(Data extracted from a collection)
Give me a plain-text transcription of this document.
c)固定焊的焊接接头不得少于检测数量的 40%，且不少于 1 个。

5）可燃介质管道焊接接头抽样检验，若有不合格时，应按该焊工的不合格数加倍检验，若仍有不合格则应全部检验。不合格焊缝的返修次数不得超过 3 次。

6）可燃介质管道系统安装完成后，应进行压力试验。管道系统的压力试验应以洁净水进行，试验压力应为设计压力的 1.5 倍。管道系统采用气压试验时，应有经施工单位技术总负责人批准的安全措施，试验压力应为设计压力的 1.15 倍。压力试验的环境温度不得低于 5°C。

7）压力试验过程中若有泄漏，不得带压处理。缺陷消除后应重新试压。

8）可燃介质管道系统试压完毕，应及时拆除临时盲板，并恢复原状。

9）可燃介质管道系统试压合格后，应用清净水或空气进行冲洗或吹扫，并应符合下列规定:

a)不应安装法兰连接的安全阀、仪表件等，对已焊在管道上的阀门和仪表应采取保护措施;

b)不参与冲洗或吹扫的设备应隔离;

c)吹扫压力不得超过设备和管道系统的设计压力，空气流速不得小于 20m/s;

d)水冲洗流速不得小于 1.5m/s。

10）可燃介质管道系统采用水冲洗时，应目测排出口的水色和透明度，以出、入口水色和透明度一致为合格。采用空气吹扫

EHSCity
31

What is required:
All of the entries must be written out exactly as they stand.

Task answer:
Give me a plain-text transcription of this document.
c)固定焊的焊接接头不得少于检测数量的 40%，且不少于 1 个。

5）可燃介质管道焊接接头抽样检验，若有不合格时，应按该焊工的不合格数加倍检验，若仍有不合格则应全部检验。不合格焊缝的返修次数不得超过 3 次。

6）可燃介质管道系统安装完成后，应进行压力试验。管道系统的压力试验应以洁净水进行，试验压力应为设计压力的 1.5 倍。管道系统采用气压试验时，应有经施工单位技术总负责人批准的安全措施，试验压力应为设计压力的 1.15 倍。压力试验的环境温度不得低于 5°C。

7）压力试验过程中若有泄漏，不得带压处理。缺陷消除后应重新试压。

8）可燃介质管道系统试压完毕，应及时拆除临时盲板，并恢复原状。

9）可燃介质管道系统试压合格后，应用清净水或空气进行冲洗或吹扫，并应符合下列规定:

a)不应安装法兰连接的安全阀、仪表件等，对已焊在管道上的阀门和仪表应采取保护措施;

b)不参与冲洗或吹扫的设备应隔离;

c)吹扫压力不得超过设备和管道系统的设计压力，空气流速不得小于 20m/s;

d)水冲洗流速不得小于 1.5m/s。

10）可燃介质管道系统采用水冲洗时，应目测排出口的水色和透明度，以出、入口水色和透明度一致为合格。采用空气吹扫

EHSCity
31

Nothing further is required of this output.